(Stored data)
__________

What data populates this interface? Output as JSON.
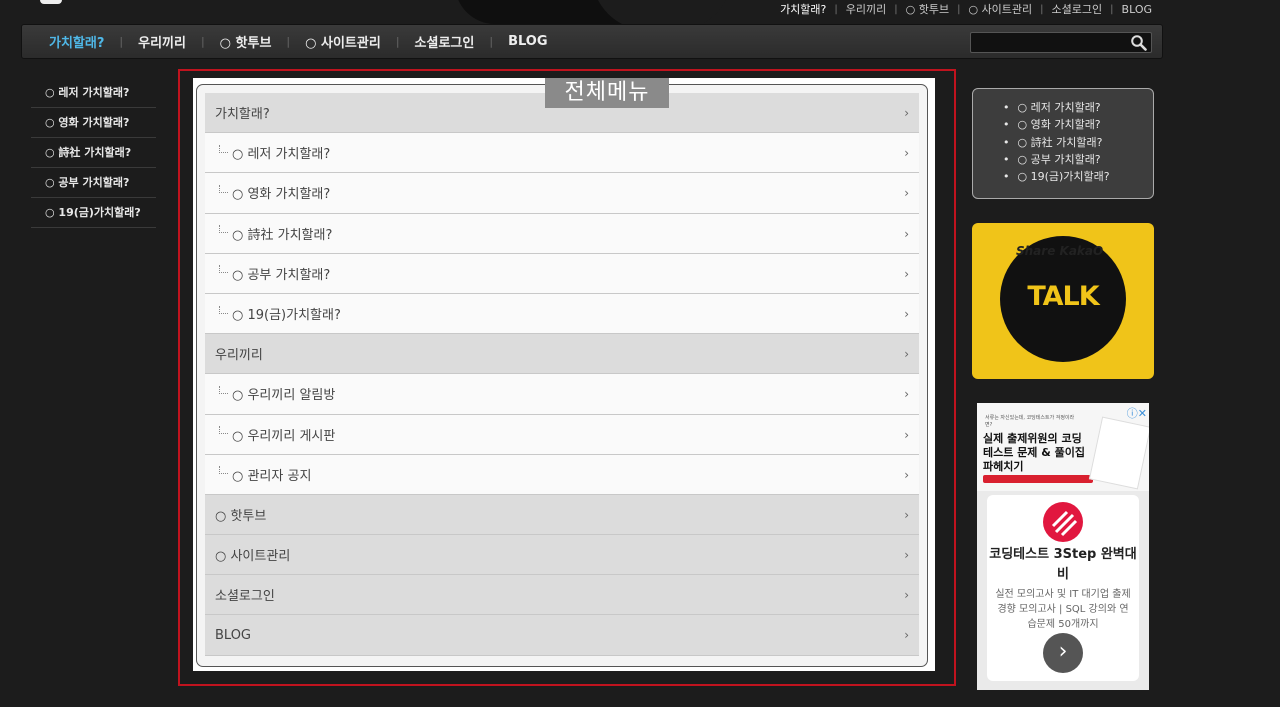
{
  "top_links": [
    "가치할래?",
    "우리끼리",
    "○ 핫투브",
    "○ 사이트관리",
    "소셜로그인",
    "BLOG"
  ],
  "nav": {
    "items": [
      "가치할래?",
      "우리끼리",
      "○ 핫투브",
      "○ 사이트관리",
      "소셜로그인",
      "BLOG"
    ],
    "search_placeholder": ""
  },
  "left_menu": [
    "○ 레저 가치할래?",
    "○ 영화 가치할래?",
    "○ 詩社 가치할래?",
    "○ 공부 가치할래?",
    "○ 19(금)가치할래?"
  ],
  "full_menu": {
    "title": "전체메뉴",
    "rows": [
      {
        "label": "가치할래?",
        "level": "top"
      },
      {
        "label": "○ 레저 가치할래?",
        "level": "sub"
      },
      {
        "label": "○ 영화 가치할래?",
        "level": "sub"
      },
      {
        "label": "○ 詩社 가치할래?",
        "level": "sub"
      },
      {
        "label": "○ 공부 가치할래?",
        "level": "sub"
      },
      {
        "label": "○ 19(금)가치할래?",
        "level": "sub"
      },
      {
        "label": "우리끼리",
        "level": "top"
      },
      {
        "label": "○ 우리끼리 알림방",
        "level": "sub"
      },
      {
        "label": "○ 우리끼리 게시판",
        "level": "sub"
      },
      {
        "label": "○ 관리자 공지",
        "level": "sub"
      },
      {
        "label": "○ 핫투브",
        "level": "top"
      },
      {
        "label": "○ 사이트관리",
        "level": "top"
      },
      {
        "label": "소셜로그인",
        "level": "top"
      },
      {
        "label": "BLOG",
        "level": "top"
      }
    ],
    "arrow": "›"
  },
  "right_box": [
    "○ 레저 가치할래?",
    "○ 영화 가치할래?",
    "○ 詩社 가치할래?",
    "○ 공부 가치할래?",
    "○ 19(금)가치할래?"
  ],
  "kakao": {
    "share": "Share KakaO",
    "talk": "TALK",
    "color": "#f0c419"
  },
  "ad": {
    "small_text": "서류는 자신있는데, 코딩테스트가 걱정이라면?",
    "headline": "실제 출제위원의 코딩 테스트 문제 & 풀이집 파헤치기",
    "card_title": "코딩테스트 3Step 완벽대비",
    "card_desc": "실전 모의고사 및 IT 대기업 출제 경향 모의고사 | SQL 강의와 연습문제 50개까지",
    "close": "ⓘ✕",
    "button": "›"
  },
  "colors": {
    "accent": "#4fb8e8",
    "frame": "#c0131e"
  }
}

__________

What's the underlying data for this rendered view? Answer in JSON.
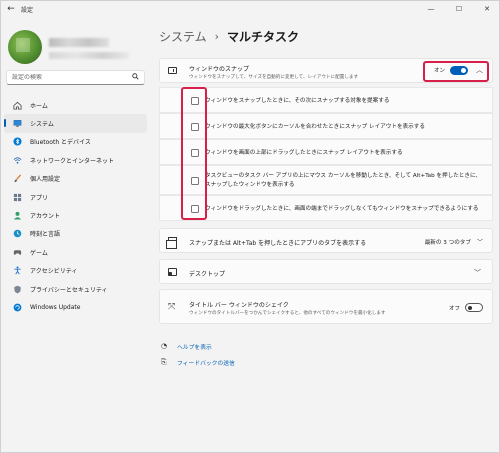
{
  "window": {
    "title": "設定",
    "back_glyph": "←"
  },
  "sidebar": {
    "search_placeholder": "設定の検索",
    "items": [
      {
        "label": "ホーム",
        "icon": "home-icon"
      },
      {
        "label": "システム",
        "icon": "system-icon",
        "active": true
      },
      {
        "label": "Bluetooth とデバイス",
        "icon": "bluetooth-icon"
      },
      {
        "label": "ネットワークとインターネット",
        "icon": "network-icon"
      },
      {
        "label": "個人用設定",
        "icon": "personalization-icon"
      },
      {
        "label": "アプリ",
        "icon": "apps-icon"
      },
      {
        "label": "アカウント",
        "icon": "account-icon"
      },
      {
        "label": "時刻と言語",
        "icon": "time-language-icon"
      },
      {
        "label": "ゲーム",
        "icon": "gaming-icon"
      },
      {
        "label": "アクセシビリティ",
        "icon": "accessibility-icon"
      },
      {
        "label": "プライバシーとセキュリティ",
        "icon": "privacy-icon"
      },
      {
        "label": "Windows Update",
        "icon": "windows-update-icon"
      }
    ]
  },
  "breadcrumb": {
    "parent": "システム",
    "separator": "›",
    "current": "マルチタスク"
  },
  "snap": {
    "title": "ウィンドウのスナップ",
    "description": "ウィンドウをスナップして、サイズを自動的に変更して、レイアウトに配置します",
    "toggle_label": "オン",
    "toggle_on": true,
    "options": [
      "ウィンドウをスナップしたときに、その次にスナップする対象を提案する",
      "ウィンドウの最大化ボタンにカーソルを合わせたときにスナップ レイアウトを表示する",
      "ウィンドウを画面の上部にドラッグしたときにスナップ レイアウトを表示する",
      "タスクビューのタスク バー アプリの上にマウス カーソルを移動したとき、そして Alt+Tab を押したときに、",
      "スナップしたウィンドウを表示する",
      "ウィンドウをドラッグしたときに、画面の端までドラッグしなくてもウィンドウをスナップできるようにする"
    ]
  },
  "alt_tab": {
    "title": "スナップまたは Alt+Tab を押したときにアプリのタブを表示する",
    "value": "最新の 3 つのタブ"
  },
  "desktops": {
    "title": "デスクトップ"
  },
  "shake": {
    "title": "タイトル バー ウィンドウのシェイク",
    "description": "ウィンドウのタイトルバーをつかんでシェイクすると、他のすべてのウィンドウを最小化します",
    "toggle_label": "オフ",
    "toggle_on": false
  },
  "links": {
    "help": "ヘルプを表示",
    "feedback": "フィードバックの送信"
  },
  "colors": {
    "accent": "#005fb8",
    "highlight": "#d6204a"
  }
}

__________

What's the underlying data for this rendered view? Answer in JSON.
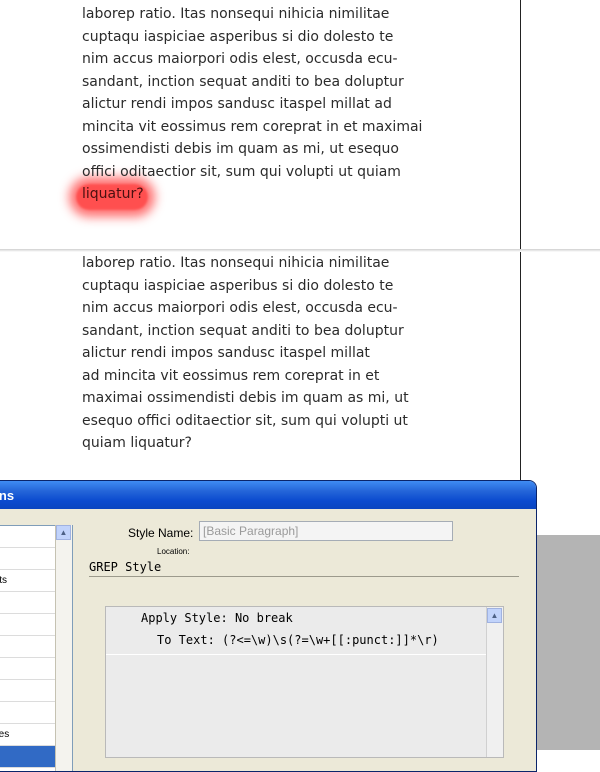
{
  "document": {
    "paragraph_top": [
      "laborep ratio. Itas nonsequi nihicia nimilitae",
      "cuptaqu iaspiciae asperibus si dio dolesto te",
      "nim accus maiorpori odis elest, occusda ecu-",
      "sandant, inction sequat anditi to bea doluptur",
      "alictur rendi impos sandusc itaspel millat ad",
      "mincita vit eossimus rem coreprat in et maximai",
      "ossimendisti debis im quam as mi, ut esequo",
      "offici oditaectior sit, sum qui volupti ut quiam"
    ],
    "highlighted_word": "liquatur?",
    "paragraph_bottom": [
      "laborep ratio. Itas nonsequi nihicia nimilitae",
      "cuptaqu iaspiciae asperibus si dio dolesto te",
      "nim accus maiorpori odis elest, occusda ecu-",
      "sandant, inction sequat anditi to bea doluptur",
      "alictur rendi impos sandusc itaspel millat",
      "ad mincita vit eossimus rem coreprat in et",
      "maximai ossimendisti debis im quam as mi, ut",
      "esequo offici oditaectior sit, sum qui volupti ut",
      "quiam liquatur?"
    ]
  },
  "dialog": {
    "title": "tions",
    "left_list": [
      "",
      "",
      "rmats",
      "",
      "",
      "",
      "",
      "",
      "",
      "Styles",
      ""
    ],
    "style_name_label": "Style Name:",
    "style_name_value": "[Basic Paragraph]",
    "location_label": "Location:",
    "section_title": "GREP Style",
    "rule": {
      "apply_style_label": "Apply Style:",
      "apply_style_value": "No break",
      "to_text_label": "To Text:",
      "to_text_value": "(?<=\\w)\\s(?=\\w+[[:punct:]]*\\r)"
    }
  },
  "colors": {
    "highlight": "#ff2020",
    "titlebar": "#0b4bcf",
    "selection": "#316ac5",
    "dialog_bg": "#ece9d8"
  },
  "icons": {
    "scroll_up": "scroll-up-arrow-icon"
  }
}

__________

_What you should do_
Copy every line of the listing containing the string "impos".

_Answer in full_
      "alictur rendi impos sandusc itaspel millat ad",
      "alictur rendi impos sandusc itaspel millat",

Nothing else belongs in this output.